= SHORT EXERCISE =
Select lines where the word "name" appears.

======== RECORDS TO PROCESS

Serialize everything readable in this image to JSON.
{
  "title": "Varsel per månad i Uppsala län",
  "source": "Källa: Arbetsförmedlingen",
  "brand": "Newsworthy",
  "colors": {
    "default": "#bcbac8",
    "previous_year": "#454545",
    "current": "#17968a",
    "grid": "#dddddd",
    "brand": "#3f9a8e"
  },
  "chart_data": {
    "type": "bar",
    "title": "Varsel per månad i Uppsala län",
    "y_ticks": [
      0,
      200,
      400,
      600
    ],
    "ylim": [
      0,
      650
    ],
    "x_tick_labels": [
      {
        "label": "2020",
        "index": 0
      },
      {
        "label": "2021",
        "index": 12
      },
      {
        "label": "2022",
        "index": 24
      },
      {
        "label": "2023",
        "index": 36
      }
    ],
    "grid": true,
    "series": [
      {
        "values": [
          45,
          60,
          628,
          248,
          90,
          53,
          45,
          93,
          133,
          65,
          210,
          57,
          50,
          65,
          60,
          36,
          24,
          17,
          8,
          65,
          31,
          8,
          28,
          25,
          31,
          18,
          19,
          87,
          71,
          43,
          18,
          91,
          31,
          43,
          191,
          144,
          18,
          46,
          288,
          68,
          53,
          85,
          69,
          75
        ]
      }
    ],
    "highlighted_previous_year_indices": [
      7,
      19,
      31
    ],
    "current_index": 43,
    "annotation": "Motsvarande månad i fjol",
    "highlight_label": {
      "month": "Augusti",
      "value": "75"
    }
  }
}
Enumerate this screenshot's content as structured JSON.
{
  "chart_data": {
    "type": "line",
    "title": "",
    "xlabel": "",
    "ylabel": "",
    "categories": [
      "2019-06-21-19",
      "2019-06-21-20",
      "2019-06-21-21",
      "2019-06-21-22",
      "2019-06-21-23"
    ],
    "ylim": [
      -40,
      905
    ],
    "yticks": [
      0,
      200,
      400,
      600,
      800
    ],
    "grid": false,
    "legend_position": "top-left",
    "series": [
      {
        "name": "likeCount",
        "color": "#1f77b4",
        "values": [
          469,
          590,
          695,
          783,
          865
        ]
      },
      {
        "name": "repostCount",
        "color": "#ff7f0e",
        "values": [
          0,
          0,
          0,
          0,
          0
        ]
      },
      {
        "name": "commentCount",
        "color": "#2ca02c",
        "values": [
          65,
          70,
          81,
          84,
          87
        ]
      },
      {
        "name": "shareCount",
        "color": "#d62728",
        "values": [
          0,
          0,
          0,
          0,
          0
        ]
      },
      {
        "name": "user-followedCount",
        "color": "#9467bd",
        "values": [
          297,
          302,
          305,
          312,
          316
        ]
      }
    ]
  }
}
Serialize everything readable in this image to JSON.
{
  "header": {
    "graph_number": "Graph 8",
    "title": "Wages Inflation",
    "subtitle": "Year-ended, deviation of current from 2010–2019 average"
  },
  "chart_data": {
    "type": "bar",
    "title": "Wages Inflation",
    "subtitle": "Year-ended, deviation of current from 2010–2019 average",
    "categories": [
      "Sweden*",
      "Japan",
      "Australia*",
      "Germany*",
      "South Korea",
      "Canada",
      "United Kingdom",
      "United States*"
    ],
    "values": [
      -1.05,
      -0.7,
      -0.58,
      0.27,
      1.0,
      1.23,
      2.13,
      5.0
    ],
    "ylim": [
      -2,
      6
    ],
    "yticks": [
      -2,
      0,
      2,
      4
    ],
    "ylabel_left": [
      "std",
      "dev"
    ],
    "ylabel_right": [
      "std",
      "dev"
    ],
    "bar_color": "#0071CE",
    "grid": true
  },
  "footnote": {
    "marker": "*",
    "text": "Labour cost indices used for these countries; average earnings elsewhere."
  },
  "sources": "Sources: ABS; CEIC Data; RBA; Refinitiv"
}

================

= SOLUTION TO THE PROBLEM =
        "name": "likeCount",
        "name": "repostCount",
        "name": "commentCount",
        "name": "shareCount",
        "name": "user-followedCount",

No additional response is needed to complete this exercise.